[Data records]
======
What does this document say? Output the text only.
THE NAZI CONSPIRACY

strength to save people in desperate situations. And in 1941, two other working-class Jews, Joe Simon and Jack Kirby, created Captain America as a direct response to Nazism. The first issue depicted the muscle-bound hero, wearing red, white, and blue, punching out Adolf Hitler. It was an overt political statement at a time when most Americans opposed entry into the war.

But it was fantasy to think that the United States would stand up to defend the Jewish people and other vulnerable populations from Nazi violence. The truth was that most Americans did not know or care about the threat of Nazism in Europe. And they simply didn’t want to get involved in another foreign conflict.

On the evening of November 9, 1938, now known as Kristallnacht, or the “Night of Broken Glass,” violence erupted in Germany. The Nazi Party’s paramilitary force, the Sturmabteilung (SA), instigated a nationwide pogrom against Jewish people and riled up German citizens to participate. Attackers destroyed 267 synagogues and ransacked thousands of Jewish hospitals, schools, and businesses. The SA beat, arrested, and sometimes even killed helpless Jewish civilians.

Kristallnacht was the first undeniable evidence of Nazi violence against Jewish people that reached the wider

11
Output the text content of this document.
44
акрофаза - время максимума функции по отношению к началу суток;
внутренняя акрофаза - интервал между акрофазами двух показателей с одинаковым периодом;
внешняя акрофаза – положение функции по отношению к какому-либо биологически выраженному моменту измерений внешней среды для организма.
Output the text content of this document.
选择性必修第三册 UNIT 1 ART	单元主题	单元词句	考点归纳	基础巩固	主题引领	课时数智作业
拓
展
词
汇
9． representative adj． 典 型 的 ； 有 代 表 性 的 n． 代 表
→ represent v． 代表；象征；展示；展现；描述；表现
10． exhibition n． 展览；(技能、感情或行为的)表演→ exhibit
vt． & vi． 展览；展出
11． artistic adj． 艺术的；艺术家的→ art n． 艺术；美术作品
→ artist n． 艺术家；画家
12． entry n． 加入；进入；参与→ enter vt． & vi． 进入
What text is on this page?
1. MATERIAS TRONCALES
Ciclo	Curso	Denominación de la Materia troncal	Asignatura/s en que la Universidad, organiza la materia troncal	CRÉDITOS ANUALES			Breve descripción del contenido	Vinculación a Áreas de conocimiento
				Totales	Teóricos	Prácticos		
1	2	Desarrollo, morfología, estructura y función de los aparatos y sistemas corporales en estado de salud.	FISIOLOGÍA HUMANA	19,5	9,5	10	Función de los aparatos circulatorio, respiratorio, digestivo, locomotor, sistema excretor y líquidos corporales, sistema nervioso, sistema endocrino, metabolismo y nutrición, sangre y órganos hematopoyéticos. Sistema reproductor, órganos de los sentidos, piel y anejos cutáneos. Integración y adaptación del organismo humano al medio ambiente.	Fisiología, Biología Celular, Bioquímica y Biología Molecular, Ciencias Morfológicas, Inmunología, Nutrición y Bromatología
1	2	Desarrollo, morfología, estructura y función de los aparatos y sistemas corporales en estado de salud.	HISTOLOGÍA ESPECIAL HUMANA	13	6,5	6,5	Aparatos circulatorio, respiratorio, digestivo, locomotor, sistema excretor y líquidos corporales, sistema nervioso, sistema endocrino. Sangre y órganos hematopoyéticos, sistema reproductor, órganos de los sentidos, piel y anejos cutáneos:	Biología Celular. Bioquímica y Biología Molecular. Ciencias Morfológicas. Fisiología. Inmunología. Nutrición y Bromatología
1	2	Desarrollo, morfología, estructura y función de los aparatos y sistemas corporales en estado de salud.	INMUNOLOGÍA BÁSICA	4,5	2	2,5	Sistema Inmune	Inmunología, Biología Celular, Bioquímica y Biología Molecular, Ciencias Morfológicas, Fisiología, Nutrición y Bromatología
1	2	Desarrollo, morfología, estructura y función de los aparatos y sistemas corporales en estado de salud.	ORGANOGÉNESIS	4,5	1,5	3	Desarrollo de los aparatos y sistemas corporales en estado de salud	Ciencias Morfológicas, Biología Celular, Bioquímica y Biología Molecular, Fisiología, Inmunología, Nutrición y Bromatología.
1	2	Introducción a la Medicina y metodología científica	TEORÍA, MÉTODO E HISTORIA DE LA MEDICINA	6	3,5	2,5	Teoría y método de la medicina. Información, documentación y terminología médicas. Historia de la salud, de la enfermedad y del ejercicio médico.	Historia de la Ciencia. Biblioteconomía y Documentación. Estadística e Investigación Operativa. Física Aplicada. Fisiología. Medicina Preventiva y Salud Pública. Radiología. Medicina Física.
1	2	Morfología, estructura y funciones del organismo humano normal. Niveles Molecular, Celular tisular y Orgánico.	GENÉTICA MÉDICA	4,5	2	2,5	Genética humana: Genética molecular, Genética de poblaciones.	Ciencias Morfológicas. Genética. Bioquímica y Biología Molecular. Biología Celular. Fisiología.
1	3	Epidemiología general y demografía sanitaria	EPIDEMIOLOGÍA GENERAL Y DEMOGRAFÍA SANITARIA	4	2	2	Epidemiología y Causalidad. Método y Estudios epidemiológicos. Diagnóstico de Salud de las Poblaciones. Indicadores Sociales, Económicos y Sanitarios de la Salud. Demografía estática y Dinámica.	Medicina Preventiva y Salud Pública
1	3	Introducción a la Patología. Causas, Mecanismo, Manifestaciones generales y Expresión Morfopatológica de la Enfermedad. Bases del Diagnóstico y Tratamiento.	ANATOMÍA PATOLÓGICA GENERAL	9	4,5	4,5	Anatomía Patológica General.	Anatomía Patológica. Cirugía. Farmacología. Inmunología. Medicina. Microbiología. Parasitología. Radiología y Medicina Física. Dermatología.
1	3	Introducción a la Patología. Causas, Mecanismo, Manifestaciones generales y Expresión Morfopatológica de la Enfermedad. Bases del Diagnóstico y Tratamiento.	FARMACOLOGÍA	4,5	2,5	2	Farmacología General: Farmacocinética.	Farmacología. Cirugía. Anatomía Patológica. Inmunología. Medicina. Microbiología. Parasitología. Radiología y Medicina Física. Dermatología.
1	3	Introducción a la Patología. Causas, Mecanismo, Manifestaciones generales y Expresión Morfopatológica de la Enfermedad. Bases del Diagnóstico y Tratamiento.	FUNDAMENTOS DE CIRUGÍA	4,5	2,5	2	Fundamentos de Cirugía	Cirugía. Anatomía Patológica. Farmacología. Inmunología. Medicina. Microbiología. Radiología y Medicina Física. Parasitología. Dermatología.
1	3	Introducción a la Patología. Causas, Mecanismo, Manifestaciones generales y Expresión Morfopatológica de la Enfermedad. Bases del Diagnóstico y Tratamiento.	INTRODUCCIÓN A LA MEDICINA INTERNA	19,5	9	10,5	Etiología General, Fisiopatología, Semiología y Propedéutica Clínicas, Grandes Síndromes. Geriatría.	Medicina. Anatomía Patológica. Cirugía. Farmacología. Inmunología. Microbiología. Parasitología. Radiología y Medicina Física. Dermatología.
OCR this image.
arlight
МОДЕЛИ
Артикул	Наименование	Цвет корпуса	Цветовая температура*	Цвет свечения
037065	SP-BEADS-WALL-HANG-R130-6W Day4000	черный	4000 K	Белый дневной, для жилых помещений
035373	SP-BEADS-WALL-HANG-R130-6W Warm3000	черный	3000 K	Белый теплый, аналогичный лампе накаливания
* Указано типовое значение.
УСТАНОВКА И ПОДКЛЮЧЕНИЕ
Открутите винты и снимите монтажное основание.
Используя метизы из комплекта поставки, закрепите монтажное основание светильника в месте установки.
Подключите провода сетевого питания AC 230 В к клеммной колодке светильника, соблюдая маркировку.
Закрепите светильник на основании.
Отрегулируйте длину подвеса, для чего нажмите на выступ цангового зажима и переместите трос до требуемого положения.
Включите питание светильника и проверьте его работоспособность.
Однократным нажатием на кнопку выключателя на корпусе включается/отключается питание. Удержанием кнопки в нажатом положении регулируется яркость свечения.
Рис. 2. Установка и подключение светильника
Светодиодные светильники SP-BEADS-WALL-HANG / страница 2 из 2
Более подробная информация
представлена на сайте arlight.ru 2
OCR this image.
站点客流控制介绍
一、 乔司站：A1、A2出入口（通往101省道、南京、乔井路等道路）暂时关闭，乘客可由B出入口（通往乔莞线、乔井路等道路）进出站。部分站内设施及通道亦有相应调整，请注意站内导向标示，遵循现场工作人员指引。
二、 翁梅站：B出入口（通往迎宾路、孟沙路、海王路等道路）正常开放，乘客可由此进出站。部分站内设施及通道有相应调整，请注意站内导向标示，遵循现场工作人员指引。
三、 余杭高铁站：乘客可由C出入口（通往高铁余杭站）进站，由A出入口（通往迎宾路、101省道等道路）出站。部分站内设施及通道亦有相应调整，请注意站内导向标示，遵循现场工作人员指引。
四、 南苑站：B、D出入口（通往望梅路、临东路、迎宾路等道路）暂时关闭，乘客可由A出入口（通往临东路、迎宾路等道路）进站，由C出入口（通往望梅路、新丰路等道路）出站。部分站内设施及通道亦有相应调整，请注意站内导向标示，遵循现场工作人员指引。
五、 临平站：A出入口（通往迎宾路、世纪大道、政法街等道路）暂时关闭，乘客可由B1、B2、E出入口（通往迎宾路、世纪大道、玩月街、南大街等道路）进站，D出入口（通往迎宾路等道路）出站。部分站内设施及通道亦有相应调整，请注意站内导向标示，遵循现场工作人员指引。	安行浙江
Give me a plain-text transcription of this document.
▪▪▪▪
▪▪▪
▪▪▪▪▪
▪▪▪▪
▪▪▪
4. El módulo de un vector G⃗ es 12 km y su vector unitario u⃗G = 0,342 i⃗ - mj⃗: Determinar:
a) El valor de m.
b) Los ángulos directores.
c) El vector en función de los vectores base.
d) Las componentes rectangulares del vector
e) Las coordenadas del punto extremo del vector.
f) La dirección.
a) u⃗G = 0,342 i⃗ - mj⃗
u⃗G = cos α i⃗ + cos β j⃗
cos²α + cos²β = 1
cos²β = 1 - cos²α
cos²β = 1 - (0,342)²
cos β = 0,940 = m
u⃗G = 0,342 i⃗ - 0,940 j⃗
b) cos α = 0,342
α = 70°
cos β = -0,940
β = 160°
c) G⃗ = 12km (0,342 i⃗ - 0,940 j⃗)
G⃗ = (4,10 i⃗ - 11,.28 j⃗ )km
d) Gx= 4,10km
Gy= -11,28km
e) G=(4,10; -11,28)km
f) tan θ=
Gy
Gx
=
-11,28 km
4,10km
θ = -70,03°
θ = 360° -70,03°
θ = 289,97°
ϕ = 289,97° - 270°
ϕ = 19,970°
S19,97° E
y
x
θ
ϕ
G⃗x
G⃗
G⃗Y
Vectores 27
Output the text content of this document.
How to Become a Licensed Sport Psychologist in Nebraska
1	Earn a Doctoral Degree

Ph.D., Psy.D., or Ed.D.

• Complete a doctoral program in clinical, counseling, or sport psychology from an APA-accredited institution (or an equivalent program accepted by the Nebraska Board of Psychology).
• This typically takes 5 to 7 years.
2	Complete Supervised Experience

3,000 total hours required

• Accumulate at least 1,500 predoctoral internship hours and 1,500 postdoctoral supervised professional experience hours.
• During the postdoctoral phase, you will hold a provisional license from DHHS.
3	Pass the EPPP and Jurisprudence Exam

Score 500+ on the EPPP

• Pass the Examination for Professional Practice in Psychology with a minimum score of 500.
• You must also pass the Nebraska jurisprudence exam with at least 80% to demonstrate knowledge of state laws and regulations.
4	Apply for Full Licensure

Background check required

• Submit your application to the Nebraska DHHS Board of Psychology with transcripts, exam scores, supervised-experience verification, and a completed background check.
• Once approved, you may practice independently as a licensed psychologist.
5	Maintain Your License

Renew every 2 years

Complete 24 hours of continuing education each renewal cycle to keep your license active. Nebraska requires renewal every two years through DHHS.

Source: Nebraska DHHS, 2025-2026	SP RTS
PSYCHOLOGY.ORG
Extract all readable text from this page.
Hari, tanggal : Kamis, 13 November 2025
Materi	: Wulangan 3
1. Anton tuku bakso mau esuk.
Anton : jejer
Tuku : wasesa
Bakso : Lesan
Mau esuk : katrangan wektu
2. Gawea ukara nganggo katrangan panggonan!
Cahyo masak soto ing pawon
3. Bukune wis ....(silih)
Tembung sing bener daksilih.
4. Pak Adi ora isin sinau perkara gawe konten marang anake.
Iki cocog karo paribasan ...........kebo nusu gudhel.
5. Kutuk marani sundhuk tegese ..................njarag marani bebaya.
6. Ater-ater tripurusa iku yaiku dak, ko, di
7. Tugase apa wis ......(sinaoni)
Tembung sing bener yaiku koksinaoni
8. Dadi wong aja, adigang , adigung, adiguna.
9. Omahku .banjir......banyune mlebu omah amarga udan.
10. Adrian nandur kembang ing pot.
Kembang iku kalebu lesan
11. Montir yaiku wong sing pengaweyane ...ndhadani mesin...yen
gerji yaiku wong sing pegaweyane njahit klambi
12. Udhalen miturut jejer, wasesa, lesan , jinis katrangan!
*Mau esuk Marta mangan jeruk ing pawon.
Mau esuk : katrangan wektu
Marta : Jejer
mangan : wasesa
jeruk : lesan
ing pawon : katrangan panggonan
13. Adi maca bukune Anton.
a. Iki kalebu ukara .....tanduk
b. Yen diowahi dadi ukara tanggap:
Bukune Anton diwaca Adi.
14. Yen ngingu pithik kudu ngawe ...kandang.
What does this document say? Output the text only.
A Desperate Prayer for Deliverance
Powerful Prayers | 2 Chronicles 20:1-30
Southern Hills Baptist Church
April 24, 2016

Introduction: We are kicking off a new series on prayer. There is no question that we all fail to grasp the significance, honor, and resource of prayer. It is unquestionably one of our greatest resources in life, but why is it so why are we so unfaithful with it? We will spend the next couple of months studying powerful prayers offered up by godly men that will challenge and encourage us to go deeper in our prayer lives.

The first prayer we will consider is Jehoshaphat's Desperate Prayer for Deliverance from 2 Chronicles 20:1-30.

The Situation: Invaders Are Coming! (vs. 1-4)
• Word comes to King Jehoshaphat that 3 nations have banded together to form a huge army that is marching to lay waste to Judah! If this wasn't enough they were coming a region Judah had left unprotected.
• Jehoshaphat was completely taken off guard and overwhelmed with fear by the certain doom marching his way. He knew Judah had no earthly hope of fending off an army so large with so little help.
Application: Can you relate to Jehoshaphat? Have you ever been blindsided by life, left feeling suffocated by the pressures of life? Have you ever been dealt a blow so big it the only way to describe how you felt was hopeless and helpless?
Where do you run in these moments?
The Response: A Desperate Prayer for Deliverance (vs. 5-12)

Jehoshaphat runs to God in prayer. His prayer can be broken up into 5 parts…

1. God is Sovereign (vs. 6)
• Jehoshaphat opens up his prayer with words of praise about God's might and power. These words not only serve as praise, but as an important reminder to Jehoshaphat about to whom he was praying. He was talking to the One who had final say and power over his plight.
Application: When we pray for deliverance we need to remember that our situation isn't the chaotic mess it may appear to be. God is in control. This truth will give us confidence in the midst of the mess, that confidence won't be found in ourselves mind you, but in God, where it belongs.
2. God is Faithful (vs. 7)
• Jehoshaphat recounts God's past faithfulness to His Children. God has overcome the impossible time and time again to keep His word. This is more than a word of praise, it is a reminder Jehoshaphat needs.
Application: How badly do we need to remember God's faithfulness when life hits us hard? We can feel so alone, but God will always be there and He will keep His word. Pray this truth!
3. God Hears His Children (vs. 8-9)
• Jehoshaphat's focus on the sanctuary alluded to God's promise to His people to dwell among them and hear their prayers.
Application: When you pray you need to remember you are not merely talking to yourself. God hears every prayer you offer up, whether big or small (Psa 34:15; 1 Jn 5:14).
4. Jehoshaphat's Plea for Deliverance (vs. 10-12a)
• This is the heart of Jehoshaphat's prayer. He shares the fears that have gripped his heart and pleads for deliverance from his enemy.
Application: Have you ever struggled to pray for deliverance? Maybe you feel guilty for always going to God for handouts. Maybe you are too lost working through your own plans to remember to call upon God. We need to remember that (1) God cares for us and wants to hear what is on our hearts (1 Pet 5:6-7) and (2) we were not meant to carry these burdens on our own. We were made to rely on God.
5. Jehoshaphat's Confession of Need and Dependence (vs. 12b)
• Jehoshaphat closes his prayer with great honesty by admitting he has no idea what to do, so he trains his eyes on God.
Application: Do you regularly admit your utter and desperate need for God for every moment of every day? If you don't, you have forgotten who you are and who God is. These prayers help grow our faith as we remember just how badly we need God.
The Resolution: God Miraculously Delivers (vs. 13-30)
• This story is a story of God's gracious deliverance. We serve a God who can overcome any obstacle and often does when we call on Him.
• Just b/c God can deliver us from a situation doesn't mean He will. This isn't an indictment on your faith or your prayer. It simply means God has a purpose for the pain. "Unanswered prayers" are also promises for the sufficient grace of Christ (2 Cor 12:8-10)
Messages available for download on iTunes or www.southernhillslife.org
======
GIVEN TASK: Pick out every line holding the string "badly" and return it.

THE REPLY:
Application: How badly do we need to remember God's faithfulness when life hits us hard? We can feel so alone, but God will always be there and He will keep His word. Pray this truth!
Application: Do you regularly admit your utter and desperate need for God for every moment of every day? If you don't, you have forgotten who you are and who God is. These prayers help grow our faith as we remember just how badly we need God.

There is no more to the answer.